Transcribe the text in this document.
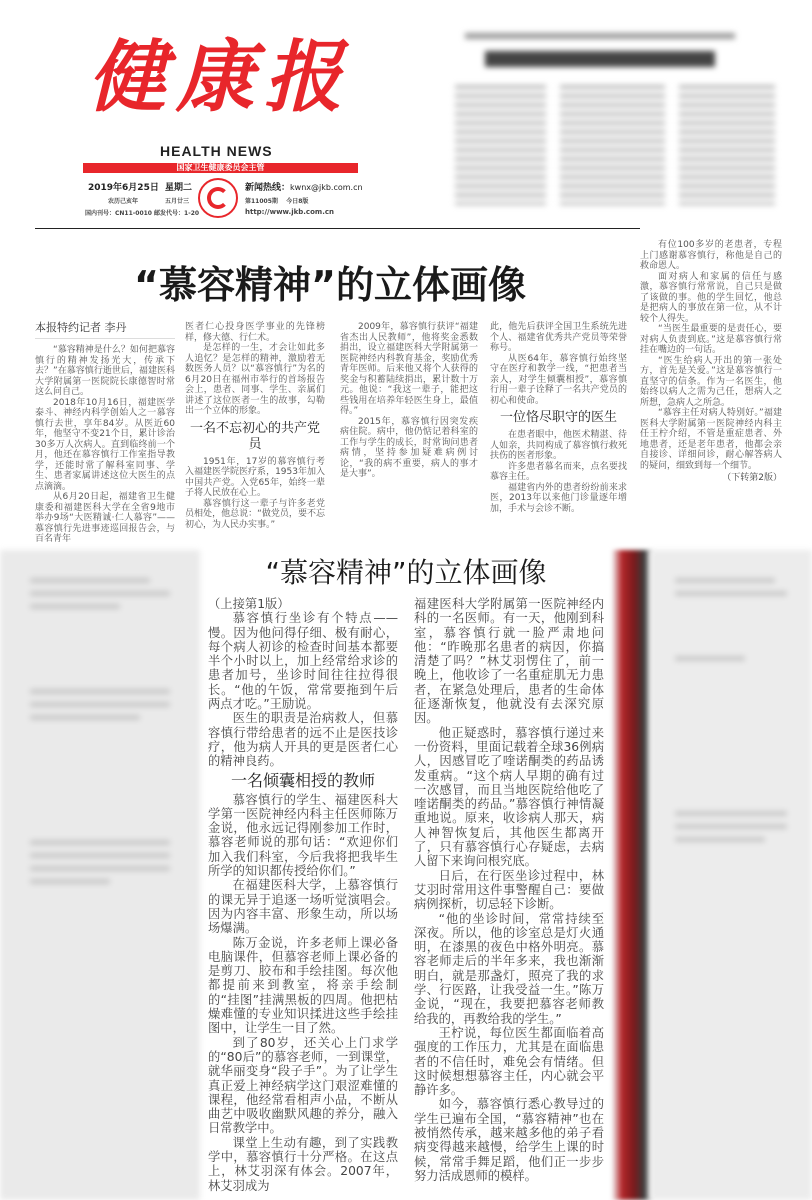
健康报
HEALTH NEWS
国家卫生健康委员会主管
2019年6月25日
农历己亥年
国内刊号：CN11-0010 邮发代号：1-20
星期二
五月廿三
新闻热线：kwnx@jkb.com.cn
第11005期 今日8版
http://www.jkb.com.cn
“慕容精神”的立体画像
本报特约记者 李丹

“慕容精神是什么？如何把慕容慎行的精神发扬光大，传承下去？”在慕容慎行逝世后，福建医科大学附属第一医院院长康德智时常这么问自己。

2018年10月16日，福建医学泰斗、神经内科学创始人之一慕容慎行去世，享年84岁。从医近60年，他坚守不变21个日，累计诊治30多万人次病人。直到临终前一个月，他还在慕容慎行工作室指导教学，还能时常了解科室同事、学生、患者家属讲述这位大医生的点点滴滴。

从6月20日起，福建省卫生健康委和福建医科大学在全省9地市举办9场“大医精诚·仁人慕容”——慕容慎行先进事迹巡回报告会，与百名青年

医者仁心投身医学事业的先锋榜样，修大德、行仁术。

是怎样的一生，才会让如此多人追忆？是怎样的精神，激励着无数医务人员？以“慕容慎行”为名的6月20日在福州市举行的首场报告会上，患者、同事、学生、亲属们讲述了这位医者一生的故事，勾勒出一个立体的形象。

一名不忘初心的共产党员

1951年，17岁的慕容慎行考入福建医学院医疗系，1953年加入中国共产党。入党65年，始终一辈子将人民放在心上。

慕容慎行这一辈子与许多老党员相处，他总说：“做党员，要不忘初心，为人民办实事。”

2009年，慕容慎行获评“福建省杰出人民教师”，他将奖金悉数捐出，设立福建医科大学附属第一医院神经内科教育基金，奖励优秀青年医师。后来他又将个人获得的奖金与积蓄陆续捐出，累计数十万元。他说：“我这一辈子，能把这些钱用在培养年轻医生身上，最值得。”

2015年，慕容慎行因突发疾病住院。病中，他仍惦记着科室的工作与学生的成长，时常询问患者病情，坚持参加疑难病例讨论，“我的病不重要，病人的事才是大事”。

此，他先后获评全国卫生系统先进个人、福建省优秀共产党员等荣誉称号。

从医64年，慕容慎行始终坚守在医疗和教学一线，“把患者当亲人，对学生倾囊相授”，慕容慎行用一辈子诠释了一名共产党员的初心和使命。

一位恪尽职守的医生

在患者眼中，他医术精湛、待人如亲，共同构成了慕容慎行救死扶伤的医者形象。

许多患者慕名而来，点名要找慕容主任。

福建省内外的患者纷纷前来求医，2013年以来他门诊量逐年增加，手术与会诊不断。

有位100多岁的老患者，专程上门感谢慕容慎行，称他是自己的救命恩人。

面对病人和家属的信任与感激，慕容慎行常常说，自己只是做了该做的事。他的学生回忆，他总是把病人的事放在第一位，从不计较个人得失。

“当医生最重要的是责任心，要对病人负责到底。”这是慕容慎行常挂在嘴边的一句话。

“医生给病人开出的第一张处方，首先是关爱。”这是慕容慎行一直坚守的信条。作为一名医生，他始终以病人之需为己任，想病人之所想，急病人之所急。

“慕容主任对病人特别好。”福建医科大学附属第一医院神经内科主任王柠介绍，不管是重症患者、外地患者，还是老年患者，他都会亲自接诊、详细问诊，耐心解答病人的疑问，细致到每一个细节。

（下转第2版）

“慕容精神”的立体画像

（上接第1版）

慕容慎行坐诊有个特点——慢。因为他问得仔细、极有耐心，每个病人初诊的检查时间基本都要半个小时以上，加上经常给求诊的患者加号，坐诊时间往往拉得很长。“他的午饭，常常要拖到午后两点才吃。”王励说。

医生的职责是治病救人，但慕容慎行带给患者的远不止是医技诊疗，他为病人开具的更是医者仁心的精神良药。

一名倾囊相授的教师

慕容慎行的学生、福建医科大学第一医院神经内科主任医师陈万金说，他永远记得刚参加工作时，慕容老师说的那句话：“欢迎你们加入我们科室，今后我将把我毕生所学的知识都传授给你们。”

在福建医科大学，上慕容慎行的课无异于追逐一场听觉演唱会。因为内容丰富、形象生动，所以场场爆满。

陈万金说，许多老师上课必备电脑课件，但慕容老师上课必备的是剪刀、胶布和手绘挂图。每次他都提前来到教室，将亲手绘制的“挂图”挂满黑板的四周。他把枯燥难懂的专业知识揉进这些手绘挂图中，让学生一目了然。

到了80岁，还关心上门求学的“80后”的慕容老师，一到课堂，就华丽变身“段子手”。为了让学生真正爱上神经病学这门艰涩难懂的课程，他经常看相声小品，不断从曲艺中吸收幽默风趣的养分，融入日常教学中。

课堂上生动有趣，到了实践教学中，慕容慎行十分严格。在这点上，林艾羽深有体会。2007年，林艾羽成为

福建医科大学附属第一医院神经内科的一名医师。有一天，他刚到科室，慕容慎行就一脸严肃地问他：“昨晚那名患者的病因，你搞清楚了吗？”林艾羽愣住了，前一晚上，他收诊了一名重症肌无力患者，在紧急处理后，患者的生命体征逐渐恢复，他就没有去深究原因。

他正疑惑时，慕容慎行递过来一份资料，里面记载着全球36例病人，因感冒吃了喹诺酮类的药品诱发重病。“这个病人早期的确有过一次感冒，而且当地医院给他吃了喹诺酮类的药品。”慕容慎行神情凝重地说。原来，收诊病人那天，病人神智恢复后，其他医生都离开了，只有慕容慎行心存疑虑，去病人留下来询问根究底。

日后，在行医坐诊过程中，林艾羽时常用这件事警醒自己：要做病例探析，切忌轻下诊断。

“他的坐诊时间，常常持续至深夜。所以，他的诊室总是灯火通明，在漆黑的夜色中格外明亮。慕容老师走后的半年多来，我也渐渐明白，就是那盏灯，照亮了我的求学、行医路，让我受益一生。”陈万金说，“现在，我要把慕容老师教给我的，再教给我的学生。”

王柠说，每位医生都面临着高强度的工作压力，尤其是在面临患者的不信任时，难免会有情绪。但这时候想想慕容主任，内心就会平静许多。

如今，慕容慎行悉心教导过的学生已遍布全国，“慕容精神”也在被悄然传承，越来越多他的弟子看病变得越来越慢，给学生上课的时候，常常手舞足蹈，他们正一步步努力活成恩师的模样。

Objective: All the lines above are to be reproduced exactly, except the pictures.

Result:
Transcribe the text in this document.
健康报
HEALTH NEWS
国家卫生健康委员会主管
2019年6月25日
农历己亥年
国内刊号：CN11-0010 邮发代号：1-20
星期二
五月廿三
新闻热线：kwnx@jkb.com.cn
第11005期 今日8版
http://www.jkb.com.cn
“慕容精神”的立体画像
本报特约记者 李丹

“慕容精神是什么？如何把慕容慎行的精神发扬光大，传承下去？”在慕容慎行逝世后，福建医科大学附属第一医院院长康德智时常这么问自己。

2018年10月16日，福建医学泰斗、神经内科学创始人之一慕容慎行去世，享年84岁。从医近60年，他坚守不变21个日，累计诊治30多万人次病人。直到临终前一个月，他还在慕容慎行工作室指导教学，还能时常了解科室同事、学生、患者家属讲述这位大医生的点点滴滴。

从6月20日起，福建省卫生健康委和福建医科大学在全省9地市举办9场“大医精诚·仁人慕容”——慕容慎行先进事迹巡回报告会，与百名青年

医者仁心投身医学事业的先锋榜样，修大德、行仁术。

是怎样的一生，才会让如此多人追忆？是怎样的精神，激励着无数医务人员？以“慕容慎行”为名的6月20日在福州市举行的首场报告会上，患者、同事、学生、亲属们讲述了这位医者一生的故事，勾勒出一个立体的形象。

一名不忘初心的共产党员

1951年，17岁的慕容慎行考入福建医学院医疗系，1953年加入中国共产党。入党65年，始终一辈子将人民放在心上。

慕容慎行这一辈子与许多老党员相处，他总说：“做党员，要不忘初心，为人民办实事。”

2009年，慕容慎行获评“福建省杰出人民教师”，他将奖金悉数捐出，设立福建医科大学附属第一医院神经内科教育基金，奖励优秀青年医师。后来他又将个人获得的奖金与积蓄陆续捐出，累计数十万元。他说：“我这一辈子，能把这些钱用在培养年轻医生身上，最值得。”

2015年，慕容慎行因突发疾病住院。病中，他仍惦记着科室的工作与学生的成长，时常询问患者病情，坚持参加疑难病例讨论，“我的病不重要，病人的事才是大事”。

此，他先后获评全国卫生系统先进个人、福建省优秀共产党员等荣誉称号。

从医64年，慕容慎行始终坚守在医疗和教学一线，“把患者当亲人，对学生倾囊相授”，慕容慎行用一辈子诠释了一名共产党员的初心和使命。

一位恪尽职守的医生

在患者眼中，他医术精湛、待人如亲，共同构成了慕容慎行救死扶伤的医者形象。

许多患者慕名而来，点名要找慕容主任。

福建省内外的患者纷纷前来求医，2013年以来他门诊量逐年增加，手术与会诊不断。

有位100多岁的老患者，专程上门感谢慕容慎行，称他是自己的救命恩人。

面对病人和家属的信任与感激，慕容慎行常常说，自己只是做了该做的事。他的学生回忆，他总是把病人的事放在第一位，从不计较个人得失。

“当医生最重要的是责任心，要对病人负责到底。”这是慕容慎行常挂在嘴边的一句话。

“医生给病人开出的第一张处方，首先是关爱。”这是慕容慎行一直坚守的信条。作为一名医生，他始终以病人之需为己任，想病人之所想，急病人之所急。

“慕容主任对病人特别好。”福建医科大学附属第一医院神经内科主任王柠介绍，不管是重症患者、外地患者，还是老年患者，他都会亲自接诊、详细问诊，耐心解答病人的疑问，细致到每一个细节。

（下转第2版）

“慕容精神”的立体画像

（上接第1版）

慕容慎行坐诊有个特点——慢。因为他问得仔细、极有耐心，每个病人初诊的检查时间基本都要半个小时以上，加上经常给求诊的患者加号，坐诊时间往往拉得很长。“他的午饭，常常要拖到午后两点才吃。”王励说。

医生的职责是治病救人，但慕容慎行带给患者的远不止是医技诊疗，他为病人开具的更是医者仁心的精神良药。

一名倾囊相授的教师

慕容慎行的学生、福建医科大学第一医院神经内科主任医师陈万金说，他永远记得刚参加工作时，慕容老师说的那句话：“欢迎你们加入我们科室，今后我将把我毕生所学的知识都传授给你们。”

在福建医科大学，上慕容慎行的课无异于追逐一场听觉演唱会。因为内容丰富、形象生动，所以场场爆满。

陈万金说，许多老师上课必备电脑课件，但慕容老师上课必备的是剪刀、胶布和手绘挂图。每次他都提前来到教室，将亲手绘制的“挂图”挂满黑板的四周。他把枯燥难懂的专业知识揉进这些手绘挂图中，让学生一目了然。

到了80岁，还关心上门求学的“80后”的慕容老师，一到课堂，就华丽变身“段子手”。为了让学生真正爱上神经病学这门艰涩难懂的课程，他经常看相声小品，不断从曲艺中吸收幽默风趣的养分，融入日常教学中。

课堂上生动有趣，到了实践教学中，慕容慎行十分严格。在这点上，林艾羽深有体会。2007年，林艾羽成为

福建医科大学附属第一医院神经内科的一名医师。有一天，他刚到科室，慕容慎行就一脸严肃地问他：“昨晚那名患者的病因，你搞清楚了吗？”林艾羽愣住了，前一晚上，他收诊了一名重症肌无力患者，在紧急处理后，患者的生命体征逐渐恢复，他就没有去深究原因。

他正疑惑时，慕容慎行递过来一份资料，里面记载着全球36例病人，因感冒吃了喹诺酮类的药品诱发重病。“这个病人早期的确有过一次感冒，而且当地医院给他吃了喹诺酮类的药品。”慕容慎行神情凝重地说。原来，收诊病人那天，病人神智恢复后，其他医生都离开了，只有慕容慎行心存疑虑，去病人留下来询问根究底。

日后，在行医坐诊过程中，林艾羽时常用这件事警醒自己：要做病例探析，切忌轻下诊断。

“他的坐诊时间，常常持续至深夜。所以，他的诊室总是灯火通明，在漆黑的夜色中格外明亮。慕容老师走后的半年多来，我也渐渐明白，就是那盏灯，照亮了我的求学、行医路，让我受益一生。”陈万金说，“现在，我要把慕容老师教给我的，再教给我的学生。”

王柠说，每位医生都面临着高强度的工作压力，尤其是在面临患者的不信任时，难免会有情绪。但这时候想想慕容主任，内心就会平静许多。

如今，慕容慎行悉心教导过的学生已遍布全国，“慕容精神”也在被悄然传承，越来越多他的弟子看病变得越来越慢，给学生上课的时候，常常手舞足蹈，他们正一步步努力活成恩师的模样。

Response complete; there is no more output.